#### [EXTRACTED MATERIAL]
+===+

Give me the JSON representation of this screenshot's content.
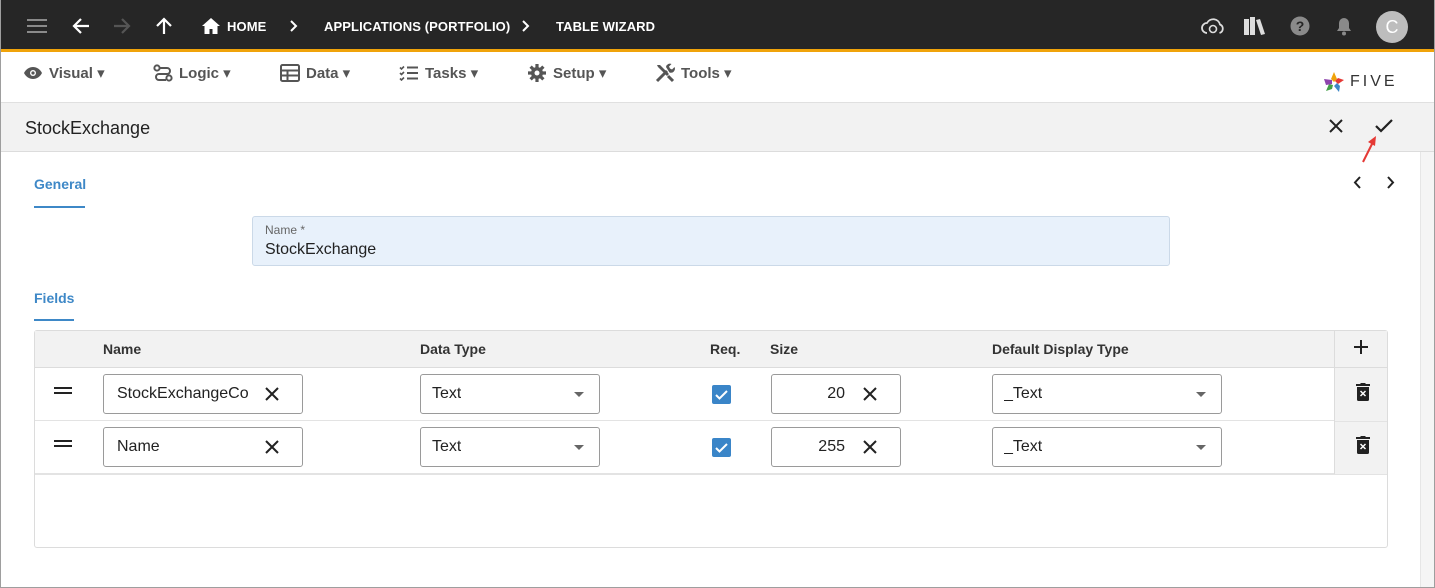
{
  "appbar": {
    "breadcrumbs": [
      "HOME",
      "APPLICATIONS (PORTFOLIO)",
      "TABLE WIZARD"
    ],
    "avatar_initial": "C",
    "icons": [
      "menu-icon",
      "back-arrow-icon",
      "forward-arrow-icon",
      "up-arrow-icon",
      "home-icon",
      "chevron-right-icon",
      "cloud-sync-icon",
      "library-icon",
      "help-icon",
      "bell-icon"
    ]
  },
  "menubar": {
    "items": [
      {
        "label": "Visual ▾",
        "icon": "eye-icon"
      },
      {
        "label": "Logic ▾",
        "icon": "logic-icon"
      },
      {
        "label": "Data ▾",
        "icon": "table-icon"
      },
      {
        "label": "Tasks ▾",
        "icon": "tasks-icon"
      },
      {
        "label": "Setup ▾",
        "icon": "gear-icon"
      },
      {
        "label": "Tools ▾",
        "icon": "tools-icon"
      }
    ],
    "logo_text": "FIVE"
  },
  "form": {
    "title": "StockExchange",
    "tab_general": "General",
    "tab_fields": "Fields",
    "name_label": "Name *",
    "name_value": "StockExchange"
  },
  "table": {
    "headers": {
      "name": "Name",
      "data_type": "Data Type",
      "req": "Req.",
      "size": "Size",
      "display_type": "Default Display Type"
    },
    "rows": [
      {
        "name": "StockExchangeCo",
        "data_type": "Text",
        "req": true,
        "size": "20",
        "display_type": "_Text"
      },
      {
        "name": "Name",
        "data_type": "Text",
        "req": true,
        "size": "255",
        "display_type": "_Text"
      }
    ]
  },
  "colors": {
    "accent": "#3e88c7",
    "appbar": "#262626",
    "appbar_border": "#f0a30a",
    "checkbox": "#3a85c8",
    "annotation_arrow": "#e53935"
  }
}
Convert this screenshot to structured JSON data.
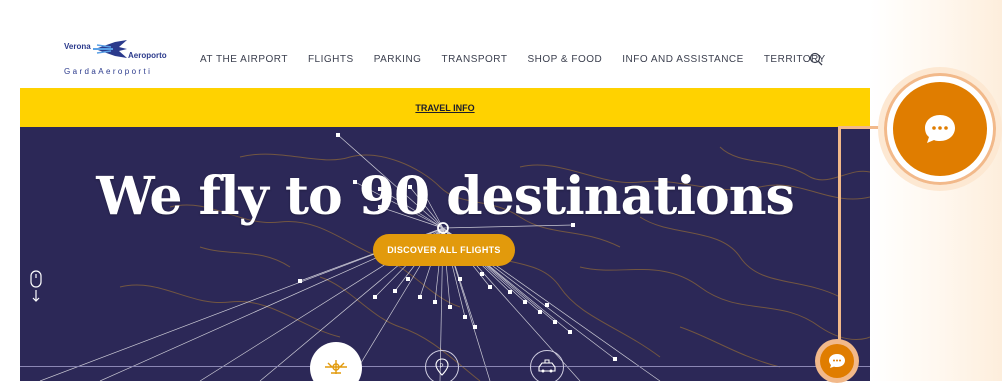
{
  "logo": {
    "word_top": "Verona",
    "word_right": "Aeroporto",
    "word_bottom": "GardaAeroporti"
  },
  "nav": {
    "items": [
      {
        "label": "AT THE AIRPORT"
      },
      {
        "label": "FLIGHTS"
      },
      {
        "label": "PARKING"
      },
      {
        "label": "TRANSPORT"
      },
      {
        "label": "SHOP & FOOD"
      },
      {
        "label": "INFO AND ASSISTANCE"
      },
      {
        "label": "TERRITORY"
      }
    ],
    "search_icon": "search-icon"
  },
  "travel_bar": {
    "link": "TRAVEL INFO",
    "background": "#ffd200"
  },
  "hero": {
    "title": "We fly to 90 destinations",
    "button_label": "DISCOVER ALL FLIGHTS",
    "background": "#2c2857",
    "button_color": "#e29a0c"
  },
  "chat": {
    "icon": "chat-bubble-icon",
    "color": "#e07d00"
  }
}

+===+

#### [WHAT NEEDS TO BE DONE]
Select every line above that contains the word "title", and copy it.

#### [SOLVED EXERCISE]
    "title": "StockExchange",
    "title": "We fly to 90 destinations",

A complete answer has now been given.